=== Data entries ===

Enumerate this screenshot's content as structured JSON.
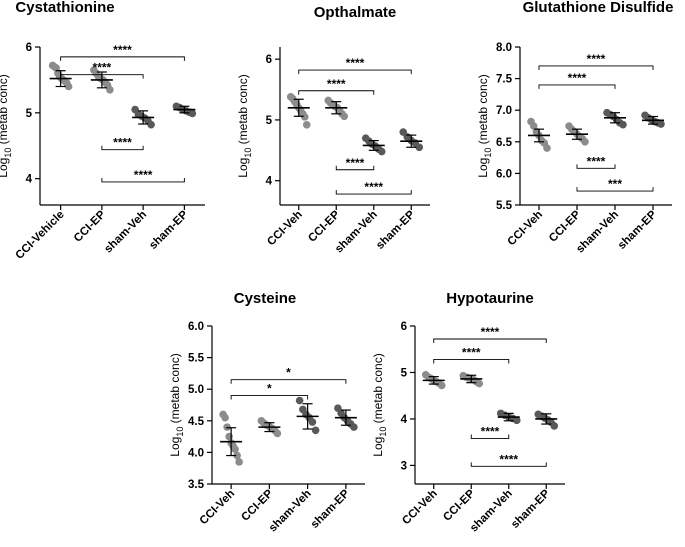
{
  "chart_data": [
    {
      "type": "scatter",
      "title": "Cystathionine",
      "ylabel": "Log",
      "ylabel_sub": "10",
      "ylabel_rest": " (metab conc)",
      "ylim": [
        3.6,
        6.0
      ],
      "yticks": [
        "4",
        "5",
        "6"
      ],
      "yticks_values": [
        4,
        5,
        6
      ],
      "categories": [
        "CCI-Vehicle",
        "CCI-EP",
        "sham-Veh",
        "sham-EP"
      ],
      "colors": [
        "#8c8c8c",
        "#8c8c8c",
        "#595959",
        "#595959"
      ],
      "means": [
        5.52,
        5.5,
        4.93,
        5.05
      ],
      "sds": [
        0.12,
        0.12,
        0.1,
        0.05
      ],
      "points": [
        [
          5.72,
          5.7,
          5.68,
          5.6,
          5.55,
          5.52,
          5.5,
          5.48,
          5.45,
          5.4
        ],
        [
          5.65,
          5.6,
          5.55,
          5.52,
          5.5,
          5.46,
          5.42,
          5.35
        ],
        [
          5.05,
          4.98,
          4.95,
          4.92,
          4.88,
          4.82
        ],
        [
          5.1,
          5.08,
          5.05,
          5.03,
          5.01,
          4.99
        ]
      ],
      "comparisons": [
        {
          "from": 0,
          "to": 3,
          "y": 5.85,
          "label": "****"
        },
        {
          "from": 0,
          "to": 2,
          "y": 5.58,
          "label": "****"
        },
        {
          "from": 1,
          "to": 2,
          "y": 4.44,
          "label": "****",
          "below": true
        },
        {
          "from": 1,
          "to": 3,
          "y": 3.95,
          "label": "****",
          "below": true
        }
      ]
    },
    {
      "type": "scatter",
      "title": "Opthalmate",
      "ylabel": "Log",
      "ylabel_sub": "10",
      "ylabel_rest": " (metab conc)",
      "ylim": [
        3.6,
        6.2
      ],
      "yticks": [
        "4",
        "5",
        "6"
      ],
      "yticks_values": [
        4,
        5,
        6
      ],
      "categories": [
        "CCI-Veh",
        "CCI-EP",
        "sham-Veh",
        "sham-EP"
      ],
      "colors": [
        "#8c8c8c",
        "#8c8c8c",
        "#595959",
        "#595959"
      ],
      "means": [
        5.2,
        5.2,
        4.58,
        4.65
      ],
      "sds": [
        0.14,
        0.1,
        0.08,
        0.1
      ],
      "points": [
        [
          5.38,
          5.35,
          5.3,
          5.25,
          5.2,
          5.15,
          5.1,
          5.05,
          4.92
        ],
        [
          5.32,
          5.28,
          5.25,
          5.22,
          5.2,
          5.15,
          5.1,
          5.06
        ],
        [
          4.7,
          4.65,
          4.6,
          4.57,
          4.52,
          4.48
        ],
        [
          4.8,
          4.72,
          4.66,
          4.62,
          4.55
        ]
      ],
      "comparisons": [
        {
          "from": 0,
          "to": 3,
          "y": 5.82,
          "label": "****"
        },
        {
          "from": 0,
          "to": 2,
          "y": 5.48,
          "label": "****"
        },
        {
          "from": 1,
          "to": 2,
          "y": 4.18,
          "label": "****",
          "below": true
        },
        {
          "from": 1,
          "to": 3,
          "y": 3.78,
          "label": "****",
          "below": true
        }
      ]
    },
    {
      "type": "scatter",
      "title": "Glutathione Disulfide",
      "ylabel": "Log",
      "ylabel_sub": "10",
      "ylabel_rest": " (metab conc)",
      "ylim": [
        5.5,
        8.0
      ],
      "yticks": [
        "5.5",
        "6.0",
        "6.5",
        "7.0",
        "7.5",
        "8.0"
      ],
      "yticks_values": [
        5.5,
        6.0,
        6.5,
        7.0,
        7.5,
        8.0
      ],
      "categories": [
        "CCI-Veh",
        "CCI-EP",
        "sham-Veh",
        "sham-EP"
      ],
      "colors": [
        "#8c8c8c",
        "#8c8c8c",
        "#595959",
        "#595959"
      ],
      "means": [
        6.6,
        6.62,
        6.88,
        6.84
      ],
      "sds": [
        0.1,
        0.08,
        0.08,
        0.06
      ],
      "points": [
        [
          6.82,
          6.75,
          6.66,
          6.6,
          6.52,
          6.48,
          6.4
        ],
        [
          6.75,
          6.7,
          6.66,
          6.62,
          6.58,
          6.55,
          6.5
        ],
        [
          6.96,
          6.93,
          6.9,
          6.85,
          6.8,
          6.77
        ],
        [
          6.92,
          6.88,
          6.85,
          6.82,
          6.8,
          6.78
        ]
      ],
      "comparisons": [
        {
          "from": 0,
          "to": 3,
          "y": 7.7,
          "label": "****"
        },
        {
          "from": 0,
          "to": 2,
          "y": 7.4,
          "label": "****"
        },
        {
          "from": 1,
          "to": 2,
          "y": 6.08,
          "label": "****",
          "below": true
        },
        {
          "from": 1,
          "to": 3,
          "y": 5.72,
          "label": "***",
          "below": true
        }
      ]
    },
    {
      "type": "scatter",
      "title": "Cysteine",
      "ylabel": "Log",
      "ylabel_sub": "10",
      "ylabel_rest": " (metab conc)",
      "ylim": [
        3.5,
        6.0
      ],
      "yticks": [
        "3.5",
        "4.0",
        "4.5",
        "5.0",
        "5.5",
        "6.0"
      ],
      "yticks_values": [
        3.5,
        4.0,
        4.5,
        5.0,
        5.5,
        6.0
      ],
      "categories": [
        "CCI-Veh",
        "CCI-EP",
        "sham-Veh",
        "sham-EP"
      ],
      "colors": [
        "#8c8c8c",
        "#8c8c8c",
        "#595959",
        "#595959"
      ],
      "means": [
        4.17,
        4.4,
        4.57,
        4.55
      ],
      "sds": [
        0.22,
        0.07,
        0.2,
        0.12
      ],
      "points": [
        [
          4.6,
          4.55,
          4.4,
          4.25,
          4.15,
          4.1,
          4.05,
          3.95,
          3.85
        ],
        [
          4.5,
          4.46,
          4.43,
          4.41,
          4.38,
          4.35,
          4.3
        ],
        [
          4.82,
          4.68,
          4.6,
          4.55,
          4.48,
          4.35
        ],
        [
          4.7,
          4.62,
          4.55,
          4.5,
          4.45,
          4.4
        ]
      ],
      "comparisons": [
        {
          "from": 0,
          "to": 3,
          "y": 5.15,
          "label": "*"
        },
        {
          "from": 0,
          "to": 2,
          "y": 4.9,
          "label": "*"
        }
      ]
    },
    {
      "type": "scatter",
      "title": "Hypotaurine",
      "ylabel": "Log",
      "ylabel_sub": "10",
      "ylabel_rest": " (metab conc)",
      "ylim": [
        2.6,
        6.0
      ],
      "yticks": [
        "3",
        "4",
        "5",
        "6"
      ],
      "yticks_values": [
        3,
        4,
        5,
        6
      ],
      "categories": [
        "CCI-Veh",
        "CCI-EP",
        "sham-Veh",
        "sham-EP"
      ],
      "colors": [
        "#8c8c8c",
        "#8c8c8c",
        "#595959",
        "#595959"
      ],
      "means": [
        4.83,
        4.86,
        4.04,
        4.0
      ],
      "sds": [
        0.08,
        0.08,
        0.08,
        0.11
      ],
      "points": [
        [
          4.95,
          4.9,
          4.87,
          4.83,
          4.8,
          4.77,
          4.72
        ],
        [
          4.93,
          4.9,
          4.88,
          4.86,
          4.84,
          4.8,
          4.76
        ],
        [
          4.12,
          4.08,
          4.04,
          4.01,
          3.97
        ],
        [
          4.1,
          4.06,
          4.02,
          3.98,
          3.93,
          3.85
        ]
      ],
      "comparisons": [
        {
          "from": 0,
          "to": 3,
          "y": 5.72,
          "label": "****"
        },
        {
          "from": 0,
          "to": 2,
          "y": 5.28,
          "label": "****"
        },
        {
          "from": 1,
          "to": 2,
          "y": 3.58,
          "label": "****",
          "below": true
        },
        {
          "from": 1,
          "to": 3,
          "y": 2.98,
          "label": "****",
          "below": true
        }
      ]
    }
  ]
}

===

● **The request**: All lines above containing the string "title" are to be collected.

● **Correct answer**:
      "title": "Cystathionine",
      "title": "Opthalmate",
      "title": "Glutathione Disulfide",
      "title": "Cysteine",
      "title": "Hypotaurine",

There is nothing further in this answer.